Saved entries

::::::::

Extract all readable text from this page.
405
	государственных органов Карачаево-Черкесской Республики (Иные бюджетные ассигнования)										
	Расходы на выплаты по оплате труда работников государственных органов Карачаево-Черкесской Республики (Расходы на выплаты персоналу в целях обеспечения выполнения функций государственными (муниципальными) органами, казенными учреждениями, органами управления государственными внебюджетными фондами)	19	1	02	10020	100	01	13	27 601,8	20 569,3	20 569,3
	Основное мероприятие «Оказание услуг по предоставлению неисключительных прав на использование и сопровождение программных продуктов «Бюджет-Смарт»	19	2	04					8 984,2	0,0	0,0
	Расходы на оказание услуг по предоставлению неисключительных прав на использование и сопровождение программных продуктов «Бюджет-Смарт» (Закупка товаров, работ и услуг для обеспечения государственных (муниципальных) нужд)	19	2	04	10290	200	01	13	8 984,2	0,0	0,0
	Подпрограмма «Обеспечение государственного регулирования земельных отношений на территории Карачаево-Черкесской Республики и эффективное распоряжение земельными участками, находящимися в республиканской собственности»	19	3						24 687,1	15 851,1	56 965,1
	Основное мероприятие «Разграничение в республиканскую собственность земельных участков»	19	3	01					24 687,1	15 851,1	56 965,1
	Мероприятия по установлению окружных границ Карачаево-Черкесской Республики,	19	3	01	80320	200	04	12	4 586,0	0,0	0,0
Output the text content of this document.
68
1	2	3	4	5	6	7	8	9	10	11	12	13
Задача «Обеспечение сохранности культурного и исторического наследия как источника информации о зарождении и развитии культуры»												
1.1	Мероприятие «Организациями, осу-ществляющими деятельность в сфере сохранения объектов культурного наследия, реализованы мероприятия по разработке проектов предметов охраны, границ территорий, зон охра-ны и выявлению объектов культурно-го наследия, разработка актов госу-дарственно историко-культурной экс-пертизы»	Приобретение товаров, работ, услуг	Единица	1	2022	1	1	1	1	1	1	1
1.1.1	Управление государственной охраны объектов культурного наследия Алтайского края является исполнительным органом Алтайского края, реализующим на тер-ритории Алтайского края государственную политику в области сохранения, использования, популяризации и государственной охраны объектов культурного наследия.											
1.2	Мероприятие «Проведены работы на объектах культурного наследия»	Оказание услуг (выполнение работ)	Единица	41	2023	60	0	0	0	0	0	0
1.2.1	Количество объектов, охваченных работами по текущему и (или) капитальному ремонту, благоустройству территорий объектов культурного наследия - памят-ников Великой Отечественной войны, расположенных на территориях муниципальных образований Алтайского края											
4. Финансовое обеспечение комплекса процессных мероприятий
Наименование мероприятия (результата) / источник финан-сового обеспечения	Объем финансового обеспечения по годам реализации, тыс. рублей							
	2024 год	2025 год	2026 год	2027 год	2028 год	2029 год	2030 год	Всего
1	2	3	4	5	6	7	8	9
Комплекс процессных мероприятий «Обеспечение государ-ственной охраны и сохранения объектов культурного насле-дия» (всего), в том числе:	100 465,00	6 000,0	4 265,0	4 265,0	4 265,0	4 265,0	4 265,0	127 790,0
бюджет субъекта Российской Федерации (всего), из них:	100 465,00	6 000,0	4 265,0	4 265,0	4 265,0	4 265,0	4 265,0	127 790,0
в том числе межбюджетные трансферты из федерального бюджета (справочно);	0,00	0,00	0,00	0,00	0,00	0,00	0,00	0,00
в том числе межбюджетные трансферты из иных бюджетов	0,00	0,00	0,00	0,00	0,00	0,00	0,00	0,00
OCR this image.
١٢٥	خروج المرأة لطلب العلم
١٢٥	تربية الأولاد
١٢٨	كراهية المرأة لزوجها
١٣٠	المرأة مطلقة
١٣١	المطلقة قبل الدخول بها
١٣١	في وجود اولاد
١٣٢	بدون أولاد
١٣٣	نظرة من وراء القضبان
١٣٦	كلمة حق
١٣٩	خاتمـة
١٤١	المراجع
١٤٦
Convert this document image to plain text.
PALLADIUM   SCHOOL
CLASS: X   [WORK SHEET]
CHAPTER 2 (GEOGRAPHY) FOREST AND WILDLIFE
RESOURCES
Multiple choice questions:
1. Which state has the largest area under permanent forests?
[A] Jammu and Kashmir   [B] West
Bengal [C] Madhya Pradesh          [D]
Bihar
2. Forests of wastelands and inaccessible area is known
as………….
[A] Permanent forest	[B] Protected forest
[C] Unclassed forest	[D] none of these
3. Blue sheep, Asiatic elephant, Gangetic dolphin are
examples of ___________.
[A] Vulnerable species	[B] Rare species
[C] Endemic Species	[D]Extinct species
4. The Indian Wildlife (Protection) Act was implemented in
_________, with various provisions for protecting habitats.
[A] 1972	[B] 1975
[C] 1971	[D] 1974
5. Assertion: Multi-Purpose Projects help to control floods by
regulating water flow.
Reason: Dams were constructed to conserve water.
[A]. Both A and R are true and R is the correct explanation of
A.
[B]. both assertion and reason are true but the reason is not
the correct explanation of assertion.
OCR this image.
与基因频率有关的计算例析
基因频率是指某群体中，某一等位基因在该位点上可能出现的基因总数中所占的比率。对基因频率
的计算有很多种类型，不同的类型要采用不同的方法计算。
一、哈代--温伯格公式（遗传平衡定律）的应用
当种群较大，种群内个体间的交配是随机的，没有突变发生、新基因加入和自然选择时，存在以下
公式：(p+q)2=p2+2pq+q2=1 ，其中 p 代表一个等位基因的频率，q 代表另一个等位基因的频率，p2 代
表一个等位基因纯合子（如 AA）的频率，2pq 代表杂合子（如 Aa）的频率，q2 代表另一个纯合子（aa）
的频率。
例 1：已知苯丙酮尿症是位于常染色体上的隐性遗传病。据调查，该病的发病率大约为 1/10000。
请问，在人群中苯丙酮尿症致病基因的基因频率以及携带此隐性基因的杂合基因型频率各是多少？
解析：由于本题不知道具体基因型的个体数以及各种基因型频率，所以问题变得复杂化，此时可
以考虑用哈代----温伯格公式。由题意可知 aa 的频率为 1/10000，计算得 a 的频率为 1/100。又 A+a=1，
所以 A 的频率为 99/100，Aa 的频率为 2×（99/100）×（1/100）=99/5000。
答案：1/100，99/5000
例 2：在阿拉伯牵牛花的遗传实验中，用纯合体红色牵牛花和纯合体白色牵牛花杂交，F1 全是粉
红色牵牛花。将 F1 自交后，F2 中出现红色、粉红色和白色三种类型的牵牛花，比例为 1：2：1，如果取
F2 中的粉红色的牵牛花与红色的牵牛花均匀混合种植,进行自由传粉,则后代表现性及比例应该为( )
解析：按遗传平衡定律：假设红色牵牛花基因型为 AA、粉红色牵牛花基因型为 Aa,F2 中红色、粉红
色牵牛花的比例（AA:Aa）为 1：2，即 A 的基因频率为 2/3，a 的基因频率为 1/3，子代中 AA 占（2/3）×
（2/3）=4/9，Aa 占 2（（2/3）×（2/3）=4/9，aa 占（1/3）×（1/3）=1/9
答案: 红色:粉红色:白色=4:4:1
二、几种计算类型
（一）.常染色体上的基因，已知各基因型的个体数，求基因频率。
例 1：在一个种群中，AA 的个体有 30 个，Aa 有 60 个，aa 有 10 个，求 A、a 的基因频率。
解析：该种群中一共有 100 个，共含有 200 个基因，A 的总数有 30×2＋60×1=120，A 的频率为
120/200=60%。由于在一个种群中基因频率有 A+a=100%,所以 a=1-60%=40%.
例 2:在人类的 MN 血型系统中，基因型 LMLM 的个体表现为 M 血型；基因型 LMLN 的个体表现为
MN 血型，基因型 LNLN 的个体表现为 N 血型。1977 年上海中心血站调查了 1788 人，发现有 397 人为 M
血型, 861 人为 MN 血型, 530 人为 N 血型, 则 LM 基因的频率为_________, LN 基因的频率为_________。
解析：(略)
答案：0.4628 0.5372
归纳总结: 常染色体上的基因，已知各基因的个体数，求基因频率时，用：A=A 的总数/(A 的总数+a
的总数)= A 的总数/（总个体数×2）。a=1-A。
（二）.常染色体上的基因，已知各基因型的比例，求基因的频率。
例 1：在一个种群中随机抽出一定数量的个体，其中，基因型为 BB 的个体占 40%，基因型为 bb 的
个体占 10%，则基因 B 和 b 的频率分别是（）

::::::::

What you should do
Take every line from the data above that holds "Основное" and copy it out.

Expected answer
	Основное мероприятие «Оказание услуг по предоставлению неисключительных прав на использование и сопровождение программных продуктов «Бюджет-Смарт»	19	2	04					8 984,2	0,0	0,0
	Основное мероприятие «Разграничение в республиканскую собственность земельных участков»	19	3	01					24 687,1	15 851,1	56 965,1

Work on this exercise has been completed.